### Source records:
--- Begin ---
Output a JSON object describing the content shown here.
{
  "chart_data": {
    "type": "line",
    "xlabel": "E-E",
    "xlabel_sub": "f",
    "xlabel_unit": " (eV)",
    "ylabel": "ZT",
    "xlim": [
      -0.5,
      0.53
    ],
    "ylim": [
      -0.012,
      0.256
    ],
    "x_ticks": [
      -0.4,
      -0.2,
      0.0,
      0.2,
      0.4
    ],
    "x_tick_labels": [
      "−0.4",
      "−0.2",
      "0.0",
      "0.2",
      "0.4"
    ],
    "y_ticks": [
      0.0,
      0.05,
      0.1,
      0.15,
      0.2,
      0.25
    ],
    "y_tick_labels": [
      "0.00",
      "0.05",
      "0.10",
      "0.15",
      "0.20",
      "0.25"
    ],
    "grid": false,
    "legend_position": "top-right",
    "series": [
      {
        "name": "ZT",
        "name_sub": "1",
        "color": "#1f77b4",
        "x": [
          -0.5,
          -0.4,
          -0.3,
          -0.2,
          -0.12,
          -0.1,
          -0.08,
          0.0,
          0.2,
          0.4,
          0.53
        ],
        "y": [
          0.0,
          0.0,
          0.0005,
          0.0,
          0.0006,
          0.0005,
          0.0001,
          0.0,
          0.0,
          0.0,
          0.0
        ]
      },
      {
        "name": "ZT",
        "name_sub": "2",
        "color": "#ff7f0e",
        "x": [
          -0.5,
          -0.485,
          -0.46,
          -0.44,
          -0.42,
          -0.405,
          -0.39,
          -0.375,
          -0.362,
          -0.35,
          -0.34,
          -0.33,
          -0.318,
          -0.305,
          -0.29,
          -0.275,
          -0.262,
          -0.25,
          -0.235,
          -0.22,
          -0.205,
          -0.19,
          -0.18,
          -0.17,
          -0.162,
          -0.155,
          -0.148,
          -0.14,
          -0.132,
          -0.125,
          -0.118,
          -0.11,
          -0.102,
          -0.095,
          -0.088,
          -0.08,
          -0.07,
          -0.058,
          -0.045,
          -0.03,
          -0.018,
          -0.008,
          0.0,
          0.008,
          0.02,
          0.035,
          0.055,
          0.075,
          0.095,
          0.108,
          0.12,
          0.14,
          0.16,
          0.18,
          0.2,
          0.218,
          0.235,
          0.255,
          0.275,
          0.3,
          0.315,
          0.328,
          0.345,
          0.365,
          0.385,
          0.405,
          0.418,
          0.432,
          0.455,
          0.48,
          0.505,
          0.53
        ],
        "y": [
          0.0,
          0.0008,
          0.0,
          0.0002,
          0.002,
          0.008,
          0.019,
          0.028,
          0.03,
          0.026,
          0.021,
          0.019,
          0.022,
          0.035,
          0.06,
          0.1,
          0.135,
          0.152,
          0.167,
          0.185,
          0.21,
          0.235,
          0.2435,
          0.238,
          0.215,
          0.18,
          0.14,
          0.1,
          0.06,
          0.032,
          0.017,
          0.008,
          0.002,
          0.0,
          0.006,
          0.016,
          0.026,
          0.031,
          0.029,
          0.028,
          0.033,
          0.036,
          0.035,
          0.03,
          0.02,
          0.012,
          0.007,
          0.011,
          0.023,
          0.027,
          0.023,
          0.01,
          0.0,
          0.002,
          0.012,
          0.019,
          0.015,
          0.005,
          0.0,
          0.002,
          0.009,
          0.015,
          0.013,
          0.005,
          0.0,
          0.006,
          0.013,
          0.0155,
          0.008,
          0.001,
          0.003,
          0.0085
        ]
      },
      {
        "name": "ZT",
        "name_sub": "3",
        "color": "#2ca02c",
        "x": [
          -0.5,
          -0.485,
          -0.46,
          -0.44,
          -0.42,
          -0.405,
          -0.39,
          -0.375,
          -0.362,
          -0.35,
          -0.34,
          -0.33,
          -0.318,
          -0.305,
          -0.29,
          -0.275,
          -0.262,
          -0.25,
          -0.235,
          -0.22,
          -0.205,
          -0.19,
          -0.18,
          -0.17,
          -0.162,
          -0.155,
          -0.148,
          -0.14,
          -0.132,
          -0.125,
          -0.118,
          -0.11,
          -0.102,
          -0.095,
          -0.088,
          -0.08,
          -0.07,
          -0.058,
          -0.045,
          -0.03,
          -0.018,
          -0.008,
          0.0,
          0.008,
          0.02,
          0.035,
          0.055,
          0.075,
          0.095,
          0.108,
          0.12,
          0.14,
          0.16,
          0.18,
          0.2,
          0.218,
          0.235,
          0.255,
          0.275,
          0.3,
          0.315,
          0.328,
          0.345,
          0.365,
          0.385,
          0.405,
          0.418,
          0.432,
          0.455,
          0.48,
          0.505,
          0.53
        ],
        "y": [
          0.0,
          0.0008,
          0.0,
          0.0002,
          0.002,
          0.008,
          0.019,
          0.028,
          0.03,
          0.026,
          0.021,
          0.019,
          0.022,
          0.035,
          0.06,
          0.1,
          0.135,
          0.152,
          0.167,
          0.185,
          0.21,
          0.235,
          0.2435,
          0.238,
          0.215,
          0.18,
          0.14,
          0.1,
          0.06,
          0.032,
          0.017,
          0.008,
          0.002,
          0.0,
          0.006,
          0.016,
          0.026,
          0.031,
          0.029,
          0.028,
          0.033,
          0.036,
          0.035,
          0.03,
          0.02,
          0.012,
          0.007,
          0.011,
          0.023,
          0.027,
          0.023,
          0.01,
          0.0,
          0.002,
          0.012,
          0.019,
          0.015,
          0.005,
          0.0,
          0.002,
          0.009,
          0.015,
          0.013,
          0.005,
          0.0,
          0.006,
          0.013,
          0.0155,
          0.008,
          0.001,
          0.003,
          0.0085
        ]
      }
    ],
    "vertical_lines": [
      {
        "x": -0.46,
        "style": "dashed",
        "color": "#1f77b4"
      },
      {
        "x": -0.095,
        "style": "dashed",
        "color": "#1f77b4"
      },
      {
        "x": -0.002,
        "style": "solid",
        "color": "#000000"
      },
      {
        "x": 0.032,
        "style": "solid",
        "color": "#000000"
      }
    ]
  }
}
--- End ---
### GIVEN REQUEST:
Your task is to output the full set of records exactly as presented.

### ANSWER TO THE PROBLEM:
Output a JSON object describing the content shown here.
{
  "chart_data": {
    "type": "line",
    "xlabel": "E-E",
    "xlabel_sub": "f",
    "xlabel_unit": " (eV)",
    "ylabel": "ZT",
    "xlim": [
      -0.5,
      0.53
    ],
    "ylim": [
      -0.012,
      0.256
    ],
    "x_ticks": [
      -0.4,
      -0.2,
      0.0,
      0.2,
      0.4
    ],
    "x_tick_labels": [
      "−0.4",
      "−0.2",
      "0.0",
      "0.2",
      "0.4"
    ],
    "y_ticks": [
      0.0,
      0.05,
      0.1,
      0.15,
      0.2,
      0.25
    ],
    "y_tick_labels": [
      "0.00",
      "0.05",
      "0.10",
      "0.15",
      "0.20",
      "0.25"
    ],
    "grid": false,
    "legend_position": "top-right",
    "series": [
      {
        "name": "ZT",
        "name_sub": "1",
        "color": "#1f77b4",
        "x": [
          -0.5,
          -0.4,
          -0.3,
          -0.2,
          -0.12,
          -0.1,
          -0.08,
          0.0,
          0.2,
          0.4,
          0.53
        ],
        "y": [
          0.0,
          0.0,
          0.0005,
          0.0,
          0.0006,
          0.0005,
          0.0001,
          0.0,
          0.0,
          0.0,
          0.0
        ]
      },
      {
        "name": "ZT",
        "name_sub": "2",
        "color": "#ff7f0e",
        "x": [
          -0.5,
          -0.485,
          -0.46,
          -0.44,
          -0.42,
          -0.405,
          -0.39,
          -0.375,
          -0.362,
          -0.35,
          -0.34,
          -0.33,
          -0.318,
          -0.305,
          -0.29,
          -0.275,
          -0.262,
          -0.25,
          -0.235,
          -0.22,
          -0.205,
          -0.19,
          -0.18,
          -0.17,
          -0.162,
          -0.155,
          -0.148,
          -0.14,
          -0.132,
          -0.125,
          -0.118,
          -0.11,
          -0.102,
          -0.095,
          -0.088,
          -0.08,
          -0.07,
          -0.058,
          -0.045,
          -0.03,
          -0.018,
          -0.008,
          0.0,
          0.008,
          0.02,
          0.035,
          0.055,
          0.075,
          0.095,
          0.108,
          0.12,
          0.14,
          0.16,
          0.18,
          0.2,
          0.218,
          0.235,
          0.255,
          0.275,
          0.3,
          0.315,
          0.328,
          0.345,
          0.365,
          0.385,
          0.405,
          0.418,
          0.432,
          0.455,
          0.48,
          0.505,
          0.53
        ],
        "y": [
          0.0,
          0.0008,
          0.0,
          0.0002,
          0.002,
          0.008,
          0.019,
          0.028,
          0.03,
          0.026,
          0.021,
          0.019,
          0.022,
          0.035,
          0.06,
          0.1,
          0.135,
          0.152,
          0.167,
          0.185,
          0.21,
          0.235,
          0.2435,
          0.238,
          0.215,
          0.18,
          0.14,
          0.1,
          0.06,
          0.032,
          0.017,
          0.008,
          0.002,
          0.0,
          0.006,
          0.016,
          0.026,
          0.031,
          0.029,
          0.028,
          0.033,
          0.036,
          0.035,
          0.03,
          0.02,
          0.012,
          0.007,
          0.011,
          0.023,
          0.027,
          0.023,
          0.01,
          0.0,
          0.002,
          0.012,
          0.019,
          0.015,
          0.005,
          0.0,
          0.002,
          0.009,
          0.015,
          0.013,
          0.005,
          0.0,
          0.006,
          0.013,
          0.0155,
          0.008,
          0.001,
          0.003,
          0.0085
        ]
      },
      {
        "name": "ZT",
        "name_sub": "3",
        "color": "#2ca02c",
        "x": [
          -0.5,
          -0.485,
          -0.46,
          -0.44,
          -0.42,
          -0.405,
          -0.39,
          -0.375,
          -0.362,
          -0.35,
          -0.34,
          -0.33,
          -0.318,
          -0.305,
          -0.29,
          -0.275,
          -0.262,
          -0.25,
          -0.235,
          -0.22,
          -0.205,
          -0.19,
          -0.18,
          -0.17,
          -0.162,
          -0.155,
          -0.148,
          -0.14,
          -0.132,
          -0.125,
          -0.118,
          -0.11,
          -0.102,
          -0.095,
          -0.088,
          -0.08,
          -0.07,
          -0.058,
          -0.045,
          -0.03,
          -0.018,
          -0.008,
          0.0,
          0.008,
          0.02,
          0.035,
          0.055,
          0.075,
          0.095,
          0.108,
          0.12,
          0.14,
          0.16,
          0.18,
          0.2,
          0.218,
          0.235,
          0.255,
          0.275,
          0.3,
          0.315,
          0.328,
          0.345,
          0.365,
          0.385,
          0.405,
          0.418,
          0.432,
          0.455,
          0.48,
          0.505,
          0.53
        ],
        "y": [
          0.0,
          0.0008,
          0.0,
          0.0002,
          0.002,
          0.008,
          0.019,
          0.028,
          0.03,
          0.026,
          0.021,
          0.019,
          0.022,
          0.035,
          0.06,
          0.1,
          0.135,
          0.152,
          0.167,
          0.185,
          0.21,
          0.235,
          0.2435,
          0.238,
          0.215,
          0.18,
          0.14,
          0.1,
          0.06,
          0.032,
          0.017,
          0.008,
          0.002,
          0.0,
          0.006,
          0.016,
          0.026,
          0.031,
          0.029,
          0.028,
          0.033,
          0.036,
          0.035,
          0.03,
          0.02,
          0.012,
          0.007,
          0.011,
          0.023,
          0.027,
          0.023,
          0.01,
          0.0,
          0.002,
          0.012,
          0.019,
          0.015,
          0.005,
          0.0,
          0.002,
          0.009,
          0.015,
          0.013,
          0.005,
          0.0,
          0.006,
          0.013,
          0.0155,
          0.008,
          0.001,
          0.003,
          0.0085
        ]
      }
    ],
    "vertical_lines": [
      {
        "x": -0.46,
        "style": "dashed",
        "color": "#1f77b4"
      },
      {
        "x": -0.095,
        "style": "dashed",
        "color": "#1f77b4"
      },
      {
        "x": -0.002,
        "style": "solid",
        "color": "#000000"
      },
      {
        "x": 0.032,
        "style": "solid",
        "color": "#000000"
      }
    ]
  }
}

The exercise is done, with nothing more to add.